EXERCISE INSTRUCTIONS:
Extract all lines from the data beneath that include the word "JSON".

___ DATA TO USE

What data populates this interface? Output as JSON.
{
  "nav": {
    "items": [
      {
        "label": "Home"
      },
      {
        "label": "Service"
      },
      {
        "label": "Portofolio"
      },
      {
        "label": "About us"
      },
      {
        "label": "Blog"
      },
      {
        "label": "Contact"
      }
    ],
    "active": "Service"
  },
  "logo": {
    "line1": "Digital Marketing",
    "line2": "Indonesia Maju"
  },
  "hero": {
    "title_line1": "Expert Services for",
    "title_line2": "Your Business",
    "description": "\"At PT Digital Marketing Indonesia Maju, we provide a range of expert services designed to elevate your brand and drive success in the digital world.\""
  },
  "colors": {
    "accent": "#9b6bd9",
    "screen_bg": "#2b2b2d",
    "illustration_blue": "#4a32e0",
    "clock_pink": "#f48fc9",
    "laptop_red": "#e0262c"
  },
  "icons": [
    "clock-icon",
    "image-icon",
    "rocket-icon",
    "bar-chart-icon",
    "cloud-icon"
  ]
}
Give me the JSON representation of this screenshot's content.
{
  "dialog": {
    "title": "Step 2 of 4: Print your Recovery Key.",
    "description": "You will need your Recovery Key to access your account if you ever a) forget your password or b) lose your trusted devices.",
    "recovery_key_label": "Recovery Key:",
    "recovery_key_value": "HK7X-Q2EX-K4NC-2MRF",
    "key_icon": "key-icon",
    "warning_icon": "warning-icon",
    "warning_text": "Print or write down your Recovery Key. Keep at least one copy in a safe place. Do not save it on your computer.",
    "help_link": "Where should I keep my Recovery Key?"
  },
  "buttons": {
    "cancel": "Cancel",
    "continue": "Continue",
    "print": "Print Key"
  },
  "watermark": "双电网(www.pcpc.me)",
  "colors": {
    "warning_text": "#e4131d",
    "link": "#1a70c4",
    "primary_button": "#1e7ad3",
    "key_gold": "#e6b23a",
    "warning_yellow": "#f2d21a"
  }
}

______

ANSWER:
What data populates this interface? Output as JSON.
Give me the JSON representation of this screenshot's content.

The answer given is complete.